## Begin DATASET EXCERPTS

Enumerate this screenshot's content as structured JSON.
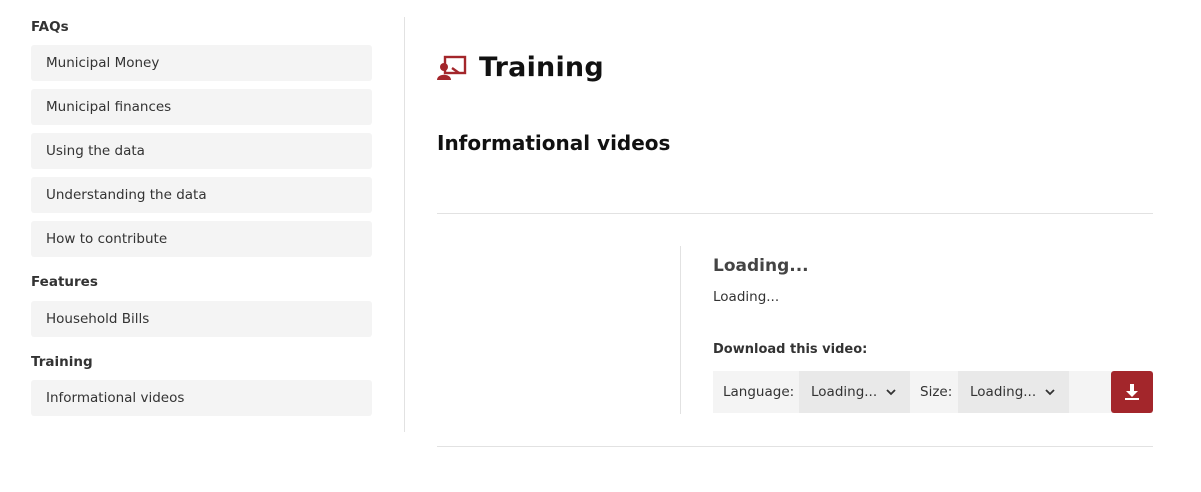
{
  "sidebar": {
    "sections": [
      {
        "heading": "FAQs",
        "items": [
          "Municipal Money",
          "Municipal finances",
          "Using the data",
          "Understanding the data",
          "How to contribute"
        ]
      },
      {
        "heading": "Features",
        "items": [
          "Household Bills"
        ]
      },
      {
        "heading": "Training",
        "items": [
          "Informational videos"
        ]
      }
    ]
  },
  "main": {
    "title": "Training",
    "title_icon": "presentation-icon",
    "subtitle": "Informational videos",
    "video": {
      "title": "Loading...",
      "description": "Loading...",
      "download_label": "Download this video:",
      "language_label": "Language:",
      "language_value": "Loading...",
      "size_label": "Size:",
      "size_value": "Loading...",
      "download_icon": "download-icon"
    }
  },
  "colors": {
    "accent": "#a3262b",
    "nav_bg": "#f4f4f4"
  }
}
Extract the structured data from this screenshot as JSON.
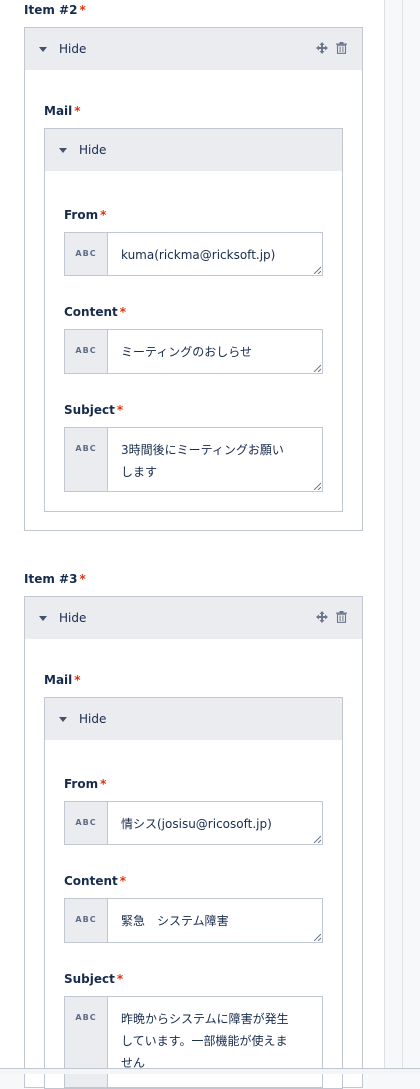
{
  "items": [
    {
      "label": "Item #2",
      "hide_label": "Hide",
      "mail_label": "Mail",
      "mail_hide_label": "Hide",
      "fields": [
        {
          "label": "From",
          "prefix": "ABC",
          "value": "kuma(rickma@ricksoft.jp)"
        },
        {
          "label": "Content",
          "prefix": "ABC",
          "value": "ミーティングのおしらせ"
        },
        {
          "label": "Subject",
          "prefix": "ABC",
          "value": "3時間後にミーティングお願い\nします"
        }
      ]
    },
    {
      "label": "Item #3",
      "hide_label": "Hide",
      "mail_label": "Mail",
      "mail_hide_label": "Hide",
      "fields": [
        {
          "label": "From",
          "prefix": "ABC",
          "value": "情シス(josisu@ricosoft.jp)"
        },
        {
          "label": "Content",
          "prefix": "ABC",
          "value": "緊急　システム障害"
        },
        {
          "label": "Subject",
          "prefix": "ABC",
          "value": "昨晩からシステムに障害が発生\nしています。一部機能が使えま\nせん"
        }
      ]
    }
  ],
  "required_marker": "*",
  "icons": {
    "move": "move-icon",
    "delete": "trash-icon",
    "collapse": "caret-down-icon",
    "resize": "resize-handle-icon"
  },
  "colors": {
    "required": "#de350b",
    "header_bg": "#ebecf0",
    "border": "#c1c7d0"
  }
}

## End DATASET EXCERPTS

● **SHORT EXERCISE**
Quote, please, only the lines running from the one with "Extract the structured" down to the final line of the data above, keeping both ends and skipping the pictures.

● **THE ANSWER**
Extract the structured data from this screenshot as JSON.
{
  "items": [
    {
      "label": "Item #2",
      "hide_label": "Hide",
      "mail_label": "Mail",
      "mail_hide_label": "Hide",
      "fields": [
        {
          "label": "From",
          "prefix": "ABC",
          "value": "kuma(rickma@ricksoft.jp)"
        },
        {
          "label": "Content",
          "prefix": "ABC",
          "value": "ミーティングのおしらせ"
        },
        {
          "label": "Subject",
          "prefix": "ABC",
          "value": "3時間後にミーティングお願い\nします"
        }
      ]
    },
    {
      "label": "Item #3",
      "hide_label": "Hide",
      "mail_label": "Mail",
      "mail_hide_label": "Hide",
      "fields": [
        {
          "label": "From",
          "prefix": "ABC",
          "value": "情シス(josisu@ricosoft.jp)"
        },
        {
          "label": "Content",
          "prefix": "ABC",
          "value": "緊急　システム障害"
        },
        {
          "label": "Subject",
          "prefix": "ABC",
          "value": "昨晩からシステムに障害が発生\nしています。一部機能が使えま\nせん"
        }
      ]
    }
  ],
  "required_marker": "*",
  "icons": {
    "move": "move-icon",
    "delete": "trash-icon",
    "collapse": "caret-down-icon",
    "resize": "resize-handle-icon"
  },
  "colors": {
    "required": "#de350b",
    "header_bg": "#ebecf0",
    "border": "#c1c7d0"
  }
}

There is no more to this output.